Saved data entries:
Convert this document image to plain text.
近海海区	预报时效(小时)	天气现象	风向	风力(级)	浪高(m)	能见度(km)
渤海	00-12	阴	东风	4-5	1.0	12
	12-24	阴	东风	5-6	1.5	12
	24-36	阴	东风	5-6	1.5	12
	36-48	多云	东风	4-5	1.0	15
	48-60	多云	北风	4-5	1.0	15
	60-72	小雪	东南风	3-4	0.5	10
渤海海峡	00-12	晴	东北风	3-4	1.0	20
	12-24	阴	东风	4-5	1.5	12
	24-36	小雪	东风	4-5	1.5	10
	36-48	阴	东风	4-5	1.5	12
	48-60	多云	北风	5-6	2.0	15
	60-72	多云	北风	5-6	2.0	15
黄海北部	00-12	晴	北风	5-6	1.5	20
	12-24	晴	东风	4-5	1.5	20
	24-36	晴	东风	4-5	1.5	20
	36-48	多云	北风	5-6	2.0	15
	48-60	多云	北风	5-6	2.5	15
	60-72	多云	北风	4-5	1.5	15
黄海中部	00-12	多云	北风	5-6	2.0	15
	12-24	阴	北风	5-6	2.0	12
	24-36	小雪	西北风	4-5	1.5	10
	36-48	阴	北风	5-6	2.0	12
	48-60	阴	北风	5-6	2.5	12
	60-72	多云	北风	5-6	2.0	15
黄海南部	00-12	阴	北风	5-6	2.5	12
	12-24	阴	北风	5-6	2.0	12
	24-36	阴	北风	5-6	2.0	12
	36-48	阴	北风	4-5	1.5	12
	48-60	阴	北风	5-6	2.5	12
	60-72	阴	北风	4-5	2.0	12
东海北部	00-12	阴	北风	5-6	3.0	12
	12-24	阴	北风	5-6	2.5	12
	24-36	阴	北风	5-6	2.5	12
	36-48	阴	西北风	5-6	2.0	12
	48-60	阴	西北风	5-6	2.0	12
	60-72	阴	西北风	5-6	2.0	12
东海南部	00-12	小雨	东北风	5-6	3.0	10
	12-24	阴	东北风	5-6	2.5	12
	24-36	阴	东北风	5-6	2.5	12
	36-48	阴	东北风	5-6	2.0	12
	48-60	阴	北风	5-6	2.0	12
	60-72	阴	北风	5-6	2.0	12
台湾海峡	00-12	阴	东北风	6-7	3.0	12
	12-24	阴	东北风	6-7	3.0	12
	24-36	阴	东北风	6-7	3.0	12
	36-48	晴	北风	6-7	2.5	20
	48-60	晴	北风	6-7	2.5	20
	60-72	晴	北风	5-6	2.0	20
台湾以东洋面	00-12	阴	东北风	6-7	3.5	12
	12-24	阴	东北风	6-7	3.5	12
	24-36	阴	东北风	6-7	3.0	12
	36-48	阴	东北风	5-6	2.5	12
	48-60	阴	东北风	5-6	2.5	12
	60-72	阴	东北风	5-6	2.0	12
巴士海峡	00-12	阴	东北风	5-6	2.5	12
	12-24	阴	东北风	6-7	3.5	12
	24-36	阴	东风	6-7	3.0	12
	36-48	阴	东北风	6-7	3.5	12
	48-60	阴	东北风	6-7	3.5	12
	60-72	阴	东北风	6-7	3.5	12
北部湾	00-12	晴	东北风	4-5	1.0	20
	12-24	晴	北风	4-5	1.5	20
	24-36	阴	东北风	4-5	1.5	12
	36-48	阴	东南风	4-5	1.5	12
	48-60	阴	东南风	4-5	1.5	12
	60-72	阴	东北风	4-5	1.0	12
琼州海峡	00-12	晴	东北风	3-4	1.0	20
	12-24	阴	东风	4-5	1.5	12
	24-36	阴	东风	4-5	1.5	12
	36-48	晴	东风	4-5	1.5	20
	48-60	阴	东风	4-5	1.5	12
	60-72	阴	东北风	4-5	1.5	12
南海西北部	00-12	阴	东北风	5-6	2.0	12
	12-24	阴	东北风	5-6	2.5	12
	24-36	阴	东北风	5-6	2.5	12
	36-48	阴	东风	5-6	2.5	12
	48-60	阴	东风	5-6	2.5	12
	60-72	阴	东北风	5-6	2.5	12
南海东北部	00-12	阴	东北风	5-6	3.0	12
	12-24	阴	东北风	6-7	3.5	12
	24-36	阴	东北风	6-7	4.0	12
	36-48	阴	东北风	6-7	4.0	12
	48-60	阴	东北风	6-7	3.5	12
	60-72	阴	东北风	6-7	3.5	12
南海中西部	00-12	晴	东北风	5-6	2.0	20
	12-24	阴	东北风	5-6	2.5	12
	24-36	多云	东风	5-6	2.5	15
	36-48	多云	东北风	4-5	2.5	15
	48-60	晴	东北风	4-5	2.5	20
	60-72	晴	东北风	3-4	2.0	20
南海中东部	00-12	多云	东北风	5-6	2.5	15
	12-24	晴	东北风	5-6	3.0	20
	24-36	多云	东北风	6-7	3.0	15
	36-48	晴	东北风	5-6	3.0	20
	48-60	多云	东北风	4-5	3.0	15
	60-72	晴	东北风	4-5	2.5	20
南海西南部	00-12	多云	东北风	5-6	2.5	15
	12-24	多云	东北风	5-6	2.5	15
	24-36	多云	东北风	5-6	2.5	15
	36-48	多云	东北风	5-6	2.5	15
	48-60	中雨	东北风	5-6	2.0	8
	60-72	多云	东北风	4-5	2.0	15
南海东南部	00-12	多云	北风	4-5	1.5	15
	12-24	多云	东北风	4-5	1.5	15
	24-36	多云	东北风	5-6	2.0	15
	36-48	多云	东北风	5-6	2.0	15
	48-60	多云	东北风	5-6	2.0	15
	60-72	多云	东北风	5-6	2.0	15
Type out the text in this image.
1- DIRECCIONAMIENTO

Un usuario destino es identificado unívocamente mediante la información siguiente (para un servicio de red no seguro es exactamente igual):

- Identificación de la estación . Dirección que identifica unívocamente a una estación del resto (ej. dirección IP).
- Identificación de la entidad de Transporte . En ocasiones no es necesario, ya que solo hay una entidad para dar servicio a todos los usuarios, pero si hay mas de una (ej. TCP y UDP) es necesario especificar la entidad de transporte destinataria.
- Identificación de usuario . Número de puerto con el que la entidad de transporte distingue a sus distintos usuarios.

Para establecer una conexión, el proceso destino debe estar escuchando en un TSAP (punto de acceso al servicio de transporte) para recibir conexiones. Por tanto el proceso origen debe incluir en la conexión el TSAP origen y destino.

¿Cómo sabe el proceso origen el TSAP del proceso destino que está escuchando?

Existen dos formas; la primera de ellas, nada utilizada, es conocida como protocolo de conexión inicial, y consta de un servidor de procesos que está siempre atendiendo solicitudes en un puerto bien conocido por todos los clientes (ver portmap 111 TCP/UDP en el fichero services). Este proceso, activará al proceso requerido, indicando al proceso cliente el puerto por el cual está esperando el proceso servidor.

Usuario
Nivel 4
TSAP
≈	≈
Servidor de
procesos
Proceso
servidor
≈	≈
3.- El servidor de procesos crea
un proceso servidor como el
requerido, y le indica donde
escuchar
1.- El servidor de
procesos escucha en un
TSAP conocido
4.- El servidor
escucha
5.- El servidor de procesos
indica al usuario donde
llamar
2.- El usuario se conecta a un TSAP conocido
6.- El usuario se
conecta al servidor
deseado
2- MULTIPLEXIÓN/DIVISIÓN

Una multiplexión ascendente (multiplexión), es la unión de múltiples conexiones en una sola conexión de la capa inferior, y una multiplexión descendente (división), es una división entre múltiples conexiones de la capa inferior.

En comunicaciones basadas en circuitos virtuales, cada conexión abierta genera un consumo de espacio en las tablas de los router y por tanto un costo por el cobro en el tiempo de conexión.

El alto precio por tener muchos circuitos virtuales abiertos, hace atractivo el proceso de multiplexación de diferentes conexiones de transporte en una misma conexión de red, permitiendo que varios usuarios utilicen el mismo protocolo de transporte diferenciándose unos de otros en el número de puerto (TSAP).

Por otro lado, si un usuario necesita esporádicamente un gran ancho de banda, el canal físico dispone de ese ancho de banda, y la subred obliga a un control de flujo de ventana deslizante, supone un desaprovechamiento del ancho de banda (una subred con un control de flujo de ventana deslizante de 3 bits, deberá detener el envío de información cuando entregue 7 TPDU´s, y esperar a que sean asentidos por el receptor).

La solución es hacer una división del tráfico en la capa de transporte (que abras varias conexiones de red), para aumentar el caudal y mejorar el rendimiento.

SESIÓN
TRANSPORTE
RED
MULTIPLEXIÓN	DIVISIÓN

Objective: Track down every line with the word "conexiones" and copy it.

Solution for this exercise:
Para establecer una conexión, el proceso destino debe estar escuchando en un TSAP (punto de acceso al servicio de transporte) para recibir conexiones. Por tanto el proceso origen debe incluir en la conexión el TSAP origen y destino.
Una multiplexión ascendente (multiplexión), es la unión de múltiples conexiones en una sola conexión de la capa inferior, y una multiplexión descendente (división), es una división entre múltiples conexiones de la capa inferior.
El alto precio por tener muchos circuitos virtuales abiertos, hace atractivo el proceso de multiplexación de diferentes conexiones de transporte en una misma conexión de red, permitiendo que varios usuarios utilicen el mismo protocolo de transporte diferenciándose unos de otros en el número de puerto (TSAP).
La solución es hacer una división del tráfico en la capa de transporte (que abras varias conexiones de red), para aumentar el caudal y mejorar el rendimiento.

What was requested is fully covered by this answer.